EXTRACT below:

An infusion of remifentanil, 0.05 to 0.15 µg/kg/min, can provide adequate sedation and analgesia during minor surgical procedures performed with the patient under local anesthesia when administered in combination with small doses of midazolam.31,32 Sá Rêgo et al35 compared the use of intermittent remifentanil boluses (25 µg) vs a continuous variable-rate infusion (0.025–0.15 µg/kg/min) when administered to patients receiving a MAC technique involving midazolam (2 mg) and propofol (25–50 µg/kg/min). Patient comfort was higher during the procedure when remifentanil was administered by a variable-rate infusion. However, the patients receiving the propofol-remifentanil infusion also experienced a higher incidence of desaturation (30% vs 0%) compared with those receiving small intermittent boluses of remifentanil during a propofol infusion.

End of EXTRACT.
EXTRACTED INFORMATION below:

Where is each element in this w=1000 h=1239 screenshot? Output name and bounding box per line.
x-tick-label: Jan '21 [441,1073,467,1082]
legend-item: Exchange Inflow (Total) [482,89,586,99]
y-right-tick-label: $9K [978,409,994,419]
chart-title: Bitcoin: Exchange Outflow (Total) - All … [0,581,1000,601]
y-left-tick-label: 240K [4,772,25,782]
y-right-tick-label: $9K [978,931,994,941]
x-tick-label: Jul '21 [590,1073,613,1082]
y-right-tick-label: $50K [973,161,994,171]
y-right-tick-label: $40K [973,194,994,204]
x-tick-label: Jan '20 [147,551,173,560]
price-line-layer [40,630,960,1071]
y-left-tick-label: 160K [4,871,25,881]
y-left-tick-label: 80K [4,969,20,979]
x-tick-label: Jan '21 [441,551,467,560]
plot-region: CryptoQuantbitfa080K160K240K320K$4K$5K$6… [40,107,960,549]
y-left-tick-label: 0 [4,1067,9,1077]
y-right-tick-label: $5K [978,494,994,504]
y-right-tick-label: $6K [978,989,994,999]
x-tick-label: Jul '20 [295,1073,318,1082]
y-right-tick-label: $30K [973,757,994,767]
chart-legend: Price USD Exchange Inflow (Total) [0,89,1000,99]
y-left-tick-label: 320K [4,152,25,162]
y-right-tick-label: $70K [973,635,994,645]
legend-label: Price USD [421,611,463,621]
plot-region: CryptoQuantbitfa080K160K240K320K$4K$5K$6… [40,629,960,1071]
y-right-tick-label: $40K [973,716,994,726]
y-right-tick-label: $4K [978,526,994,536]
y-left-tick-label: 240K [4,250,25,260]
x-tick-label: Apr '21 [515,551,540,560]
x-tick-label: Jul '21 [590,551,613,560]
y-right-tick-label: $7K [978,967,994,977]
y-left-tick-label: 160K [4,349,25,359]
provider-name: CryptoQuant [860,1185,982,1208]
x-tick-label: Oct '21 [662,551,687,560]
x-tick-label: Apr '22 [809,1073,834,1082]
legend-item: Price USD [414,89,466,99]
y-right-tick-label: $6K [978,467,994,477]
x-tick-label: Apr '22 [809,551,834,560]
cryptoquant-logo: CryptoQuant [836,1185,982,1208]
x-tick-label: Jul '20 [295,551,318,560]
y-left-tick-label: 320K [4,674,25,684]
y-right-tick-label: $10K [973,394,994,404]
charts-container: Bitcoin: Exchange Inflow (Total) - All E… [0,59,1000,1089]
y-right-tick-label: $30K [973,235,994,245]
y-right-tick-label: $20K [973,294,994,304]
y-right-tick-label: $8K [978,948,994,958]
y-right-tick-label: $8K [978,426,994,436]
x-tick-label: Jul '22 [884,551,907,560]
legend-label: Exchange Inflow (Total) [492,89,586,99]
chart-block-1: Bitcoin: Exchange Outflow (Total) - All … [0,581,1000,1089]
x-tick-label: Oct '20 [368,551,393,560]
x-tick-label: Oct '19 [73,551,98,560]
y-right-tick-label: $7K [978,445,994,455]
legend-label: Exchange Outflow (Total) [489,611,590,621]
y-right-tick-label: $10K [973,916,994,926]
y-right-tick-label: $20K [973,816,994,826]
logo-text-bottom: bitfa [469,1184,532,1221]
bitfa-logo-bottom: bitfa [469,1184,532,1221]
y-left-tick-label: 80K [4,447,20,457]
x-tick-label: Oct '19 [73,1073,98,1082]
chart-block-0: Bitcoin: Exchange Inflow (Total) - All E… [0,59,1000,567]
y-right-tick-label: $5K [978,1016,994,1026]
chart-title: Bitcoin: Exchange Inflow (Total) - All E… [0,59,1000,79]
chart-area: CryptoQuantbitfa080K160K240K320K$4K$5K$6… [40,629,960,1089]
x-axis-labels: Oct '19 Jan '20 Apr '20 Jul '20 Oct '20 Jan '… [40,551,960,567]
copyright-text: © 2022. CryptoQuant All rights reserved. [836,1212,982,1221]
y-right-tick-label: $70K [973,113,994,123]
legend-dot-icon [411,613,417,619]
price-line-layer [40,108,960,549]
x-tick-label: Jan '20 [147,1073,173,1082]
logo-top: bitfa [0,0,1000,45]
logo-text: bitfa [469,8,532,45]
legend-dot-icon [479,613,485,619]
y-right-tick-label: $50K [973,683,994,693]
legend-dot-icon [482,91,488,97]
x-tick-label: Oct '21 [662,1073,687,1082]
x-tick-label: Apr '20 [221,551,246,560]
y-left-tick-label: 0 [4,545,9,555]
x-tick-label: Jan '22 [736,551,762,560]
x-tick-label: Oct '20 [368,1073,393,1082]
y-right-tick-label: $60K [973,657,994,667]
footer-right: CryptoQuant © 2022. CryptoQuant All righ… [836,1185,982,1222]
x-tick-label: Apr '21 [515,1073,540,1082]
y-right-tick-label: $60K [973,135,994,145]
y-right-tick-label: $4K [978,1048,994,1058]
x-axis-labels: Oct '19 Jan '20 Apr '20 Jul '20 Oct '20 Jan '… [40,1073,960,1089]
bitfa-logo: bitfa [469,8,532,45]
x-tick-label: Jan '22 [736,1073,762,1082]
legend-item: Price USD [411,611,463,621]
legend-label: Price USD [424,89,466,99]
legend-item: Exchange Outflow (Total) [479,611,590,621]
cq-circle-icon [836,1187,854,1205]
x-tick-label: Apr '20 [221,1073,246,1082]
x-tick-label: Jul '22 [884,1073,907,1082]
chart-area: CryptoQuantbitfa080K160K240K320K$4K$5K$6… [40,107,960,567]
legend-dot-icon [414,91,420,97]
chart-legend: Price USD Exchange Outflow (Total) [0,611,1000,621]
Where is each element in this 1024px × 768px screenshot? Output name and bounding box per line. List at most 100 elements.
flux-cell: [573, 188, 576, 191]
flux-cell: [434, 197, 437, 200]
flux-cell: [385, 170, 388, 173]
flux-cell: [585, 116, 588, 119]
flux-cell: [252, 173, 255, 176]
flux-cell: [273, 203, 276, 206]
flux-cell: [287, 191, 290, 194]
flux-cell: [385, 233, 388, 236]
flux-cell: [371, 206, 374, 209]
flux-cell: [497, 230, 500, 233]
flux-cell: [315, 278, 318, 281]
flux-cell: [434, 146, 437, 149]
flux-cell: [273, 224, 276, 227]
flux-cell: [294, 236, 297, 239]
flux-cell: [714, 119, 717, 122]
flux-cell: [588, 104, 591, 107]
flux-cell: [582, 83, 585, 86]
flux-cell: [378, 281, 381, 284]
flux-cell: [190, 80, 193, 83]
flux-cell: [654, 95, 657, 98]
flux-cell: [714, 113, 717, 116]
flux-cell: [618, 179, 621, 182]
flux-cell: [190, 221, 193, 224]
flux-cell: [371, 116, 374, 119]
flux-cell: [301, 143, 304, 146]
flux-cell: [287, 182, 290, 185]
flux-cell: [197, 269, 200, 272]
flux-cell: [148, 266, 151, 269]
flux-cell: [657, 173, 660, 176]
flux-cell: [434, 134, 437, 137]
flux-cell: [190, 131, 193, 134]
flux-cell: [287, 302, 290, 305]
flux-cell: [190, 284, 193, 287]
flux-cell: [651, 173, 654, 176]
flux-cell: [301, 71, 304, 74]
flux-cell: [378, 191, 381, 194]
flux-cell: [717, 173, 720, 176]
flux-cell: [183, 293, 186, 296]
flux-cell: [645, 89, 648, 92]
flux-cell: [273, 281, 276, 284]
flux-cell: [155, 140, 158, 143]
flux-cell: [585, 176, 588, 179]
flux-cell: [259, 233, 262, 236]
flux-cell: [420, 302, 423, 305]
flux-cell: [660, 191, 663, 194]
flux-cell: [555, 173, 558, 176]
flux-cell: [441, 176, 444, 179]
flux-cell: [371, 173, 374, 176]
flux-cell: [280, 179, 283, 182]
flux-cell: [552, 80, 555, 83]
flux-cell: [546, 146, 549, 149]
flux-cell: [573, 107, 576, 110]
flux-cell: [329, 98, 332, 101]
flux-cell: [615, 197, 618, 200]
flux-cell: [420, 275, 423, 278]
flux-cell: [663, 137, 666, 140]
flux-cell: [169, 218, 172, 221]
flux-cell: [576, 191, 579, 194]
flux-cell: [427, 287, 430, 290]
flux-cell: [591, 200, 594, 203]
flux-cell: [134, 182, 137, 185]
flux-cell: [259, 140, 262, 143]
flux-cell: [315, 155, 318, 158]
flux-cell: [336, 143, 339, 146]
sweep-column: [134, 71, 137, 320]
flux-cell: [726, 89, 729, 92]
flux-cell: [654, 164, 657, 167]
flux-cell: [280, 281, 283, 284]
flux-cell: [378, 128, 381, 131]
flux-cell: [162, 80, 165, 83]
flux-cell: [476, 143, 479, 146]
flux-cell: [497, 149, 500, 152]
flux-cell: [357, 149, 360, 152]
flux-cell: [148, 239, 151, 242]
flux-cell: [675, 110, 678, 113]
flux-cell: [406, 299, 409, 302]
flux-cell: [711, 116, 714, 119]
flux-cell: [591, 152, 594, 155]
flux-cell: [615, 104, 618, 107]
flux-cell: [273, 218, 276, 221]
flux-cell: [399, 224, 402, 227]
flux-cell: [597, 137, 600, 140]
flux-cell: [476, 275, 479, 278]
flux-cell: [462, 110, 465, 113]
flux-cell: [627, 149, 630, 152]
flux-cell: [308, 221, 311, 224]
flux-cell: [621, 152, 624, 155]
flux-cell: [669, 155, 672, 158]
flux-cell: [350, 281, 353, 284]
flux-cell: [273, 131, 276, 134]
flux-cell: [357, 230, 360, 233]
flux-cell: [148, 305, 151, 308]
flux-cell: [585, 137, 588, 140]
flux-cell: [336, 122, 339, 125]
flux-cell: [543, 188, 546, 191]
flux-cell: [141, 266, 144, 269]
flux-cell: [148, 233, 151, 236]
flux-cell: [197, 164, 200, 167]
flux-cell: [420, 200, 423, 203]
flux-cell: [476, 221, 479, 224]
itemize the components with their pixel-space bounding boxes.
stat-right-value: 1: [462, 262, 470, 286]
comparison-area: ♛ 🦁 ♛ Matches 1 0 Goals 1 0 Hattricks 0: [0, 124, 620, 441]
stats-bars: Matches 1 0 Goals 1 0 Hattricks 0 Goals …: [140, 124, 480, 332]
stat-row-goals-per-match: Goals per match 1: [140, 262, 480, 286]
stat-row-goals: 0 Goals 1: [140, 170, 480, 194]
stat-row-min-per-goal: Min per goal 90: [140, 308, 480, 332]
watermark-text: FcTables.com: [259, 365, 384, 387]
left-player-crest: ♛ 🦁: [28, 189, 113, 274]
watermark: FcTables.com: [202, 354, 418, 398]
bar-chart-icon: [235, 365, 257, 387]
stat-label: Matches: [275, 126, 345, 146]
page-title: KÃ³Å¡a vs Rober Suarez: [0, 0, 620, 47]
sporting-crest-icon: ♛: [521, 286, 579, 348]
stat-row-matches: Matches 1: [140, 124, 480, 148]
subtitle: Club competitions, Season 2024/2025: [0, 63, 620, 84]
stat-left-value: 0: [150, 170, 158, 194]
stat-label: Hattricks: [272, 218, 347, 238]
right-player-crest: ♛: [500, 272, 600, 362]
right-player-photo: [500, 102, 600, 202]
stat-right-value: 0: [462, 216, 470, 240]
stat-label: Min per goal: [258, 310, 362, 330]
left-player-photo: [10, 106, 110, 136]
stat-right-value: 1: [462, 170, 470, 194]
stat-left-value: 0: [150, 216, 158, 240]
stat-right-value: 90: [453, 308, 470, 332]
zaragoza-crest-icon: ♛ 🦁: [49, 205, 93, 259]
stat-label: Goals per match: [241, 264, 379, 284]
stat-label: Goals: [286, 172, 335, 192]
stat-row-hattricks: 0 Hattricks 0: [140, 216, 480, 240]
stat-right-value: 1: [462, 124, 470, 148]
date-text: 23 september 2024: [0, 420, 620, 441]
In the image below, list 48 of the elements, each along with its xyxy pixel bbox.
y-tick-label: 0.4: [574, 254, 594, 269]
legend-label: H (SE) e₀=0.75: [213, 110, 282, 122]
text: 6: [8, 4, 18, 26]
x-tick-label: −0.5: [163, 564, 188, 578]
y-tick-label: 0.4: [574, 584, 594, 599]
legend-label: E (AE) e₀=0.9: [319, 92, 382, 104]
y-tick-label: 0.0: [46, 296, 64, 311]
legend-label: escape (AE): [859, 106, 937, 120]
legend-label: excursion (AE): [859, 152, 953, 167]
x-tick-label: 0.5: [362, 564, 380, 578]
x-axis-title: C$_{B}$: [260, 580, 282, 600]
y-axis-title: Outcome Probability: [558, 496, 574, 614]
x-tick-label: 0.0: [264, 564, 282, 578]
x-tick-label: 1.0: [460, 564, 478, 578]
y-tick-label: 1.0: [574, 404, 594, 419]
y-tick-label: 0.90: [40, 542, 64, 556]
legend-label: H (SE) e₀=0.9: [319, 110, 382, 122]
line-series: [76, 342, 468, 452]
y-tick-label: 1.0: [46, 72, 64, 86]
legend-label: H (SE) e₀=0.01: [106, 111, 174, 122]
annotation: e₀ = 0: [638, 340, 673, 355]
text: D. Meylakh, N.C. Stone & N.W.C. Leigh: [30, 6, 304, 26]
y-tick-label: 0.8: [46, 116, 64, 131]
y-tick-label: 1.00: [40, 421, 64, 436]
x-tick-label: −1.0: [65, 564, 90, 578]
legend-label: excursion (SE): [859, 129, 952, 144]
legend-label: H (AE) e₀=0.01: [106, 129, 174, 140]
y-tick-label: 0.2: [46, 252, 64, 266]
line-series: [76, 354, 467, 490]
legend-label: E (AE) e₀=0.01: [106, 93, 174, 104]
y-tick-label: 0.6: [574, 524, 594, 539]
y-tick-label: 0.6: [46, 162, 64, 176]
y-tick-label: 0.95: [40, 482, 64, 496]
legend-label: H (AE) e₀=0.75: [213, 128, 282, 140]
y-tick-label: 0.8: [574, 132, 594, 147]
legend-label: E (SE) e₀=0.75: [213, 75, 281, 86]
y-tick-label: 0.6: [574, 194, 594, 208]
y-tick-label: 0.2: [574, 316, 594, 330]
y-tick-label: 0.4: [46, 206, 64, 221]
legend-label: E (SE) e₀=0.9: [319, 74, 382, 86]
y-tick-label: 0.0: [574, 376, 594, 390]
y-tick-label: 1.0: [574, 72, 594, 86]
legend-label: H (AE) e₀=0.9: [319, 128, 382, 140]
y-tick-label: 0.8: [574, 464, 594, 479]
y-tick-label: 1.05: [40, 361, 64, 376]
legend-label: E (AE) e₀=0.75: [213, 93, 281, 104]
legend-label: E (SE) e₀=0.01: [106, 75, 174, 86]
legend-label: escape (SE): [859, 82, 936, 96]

End of EXTRACTED INFORMATION.

**DESCRIPTION OF THE TASK**.
Print the portion of the remifentanil passage between "An infusion of" and "a propofol infusion.", inclusive.

**ANSWER SPACE**.
An infusion of remifentanil, 0.05 to 0.15 µg/kg/min, can provide adequate sedation and analgesia during minor surgical procedures performed with the patient under local anesthesia when administered in combination with small doses of midazolam.31,32 Sá Rêgo et al35 compared the use of intermittent remifentanil boluses (25 µg) vs a continuous variable-rate infusion (0.025–0.15 µg/kg/min) when administered to patients receiving a MAC technique involving midazolam (2 mg) and propofol (25–50 µg/kg/min). Patient comfort was higher during the procedure when remifentanil was administered by a variable-rate infusion. However, the patients receiving the propofol-remifentanil infusion also experienced a higher incidence of desaturation (30% vs 0%) compared with those receiving small intermittent boluses of remifentanil during a propofol infusion.